### Request
Repeat the records exactly. Every line must match.

— start of Data to use —

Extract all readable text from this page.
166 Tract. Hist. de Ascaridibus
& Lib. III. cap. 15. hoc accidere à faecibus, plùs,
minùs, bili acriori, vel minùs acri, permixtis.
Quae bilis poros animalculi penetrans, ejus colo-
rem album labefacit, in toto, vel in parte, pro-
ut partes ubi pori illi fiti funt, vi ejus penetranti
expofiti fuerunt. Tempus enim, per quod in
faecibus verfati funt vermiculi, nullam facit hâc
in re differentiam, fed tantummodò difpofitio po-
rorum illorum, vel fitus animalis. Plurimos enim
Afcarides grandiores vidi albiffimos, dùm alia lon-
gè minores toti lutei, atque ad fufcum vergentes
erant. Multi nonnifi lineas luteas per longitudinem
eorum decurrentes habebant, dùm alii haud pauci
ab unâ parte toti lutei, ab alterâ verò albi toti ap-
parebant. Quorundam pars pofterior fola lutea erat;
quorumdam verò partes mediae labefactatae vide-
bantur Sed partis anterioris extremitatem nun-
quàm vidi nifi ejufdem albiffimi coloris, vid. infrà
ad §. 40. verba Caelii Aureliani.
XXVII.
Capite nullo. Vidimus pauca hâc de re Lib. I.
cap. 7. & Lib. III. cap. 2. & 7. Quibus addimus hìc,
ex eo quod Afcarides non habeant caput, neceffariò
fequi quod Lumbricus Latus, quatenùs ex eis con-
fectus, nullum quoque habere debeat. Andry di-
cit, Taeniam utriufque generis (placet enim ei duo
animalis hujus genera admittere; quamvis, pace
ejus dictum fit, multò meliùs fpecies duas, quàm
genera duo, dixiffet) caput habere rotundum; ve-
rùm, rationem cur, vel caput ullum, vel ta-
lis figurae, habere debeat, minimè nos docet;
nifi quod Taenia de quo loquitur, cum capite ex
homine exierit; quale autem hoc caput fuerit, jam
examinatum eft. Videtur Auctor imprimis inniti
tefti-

— end of Data to use —

### Response for this exercise
Extract all readable text from this page.
166 Tract. Hist. de Ascaridibus
& Lib. III. cap. 15. hoc accidere à faecibus, plùs,
minùs, bili acriori, vel minùs acri, permixtis.
Quae bilis poros animalculi penetrans, ejus colo-
rem album labefacit, in toto, vel in parte, pro-
ut partes ubi pori illi fiti funt, vi ejus penetranti
expofiti fuerunt. Tempus enim, per quod in
faecibus verfati funt vermiculi, nullam facit hâc
in re differentiam, fed tantummodò difpofitio po-
rorum illorum, vel fitus animalis. Plurimos enim
Afcarides grandiores vidi albiffimos, dùm alia lon-
gè minores toti lutei, atque ad fufcum vergentes
erant. Multi nonnifi lineas luteas per longitudinem
eorum decurrentes habebant, dùm alii haud pauci
ab unâ parte toti lutei, ab alterâ verò albi toti ap-
parebant. Quorundam pars pofterior fola lutea erat;
quorumdam verò partes mediae labefactatae vide-
bantur Sed partis anterioris extremitatem nun-
quàm vidi nifi ejufdem albiffimi coloris, vid. infrà
ad §. 40. verba Caelii Aureliani.
XXVII.
Capite nullo. Vidimus pauca hâc de re Lib. I.
cap. 7. & Lib. III. cap. 2. & 7. Quibus addimus hìc,
ex eo quod Afcarides non habeant caput, neceffariò
fequi quod Lumbricus Latus, quatenùs ex eis con-
fectus, nullum quoque habere debeat. Andry di-
cit, Taeniam utriufque generis (placet enim ei duo
animalis hujus genera admittere; quamvis, pace
ejus dictum fit, multò meliùs fpecies duas, quàm
genera duo, dixiffet) caput habere rotundum; ve-
rùm, rationem cur, vel caput ullum, vel ta-
lis figurae, habere debeat, minimè nos docet;
nifi quod Taenia de quo loquitur, cum capite ex
homine exierit; quale autem hoc caput fuerit, jam
examinatum eft. Videtur Auctor imprimis inniti
tefti-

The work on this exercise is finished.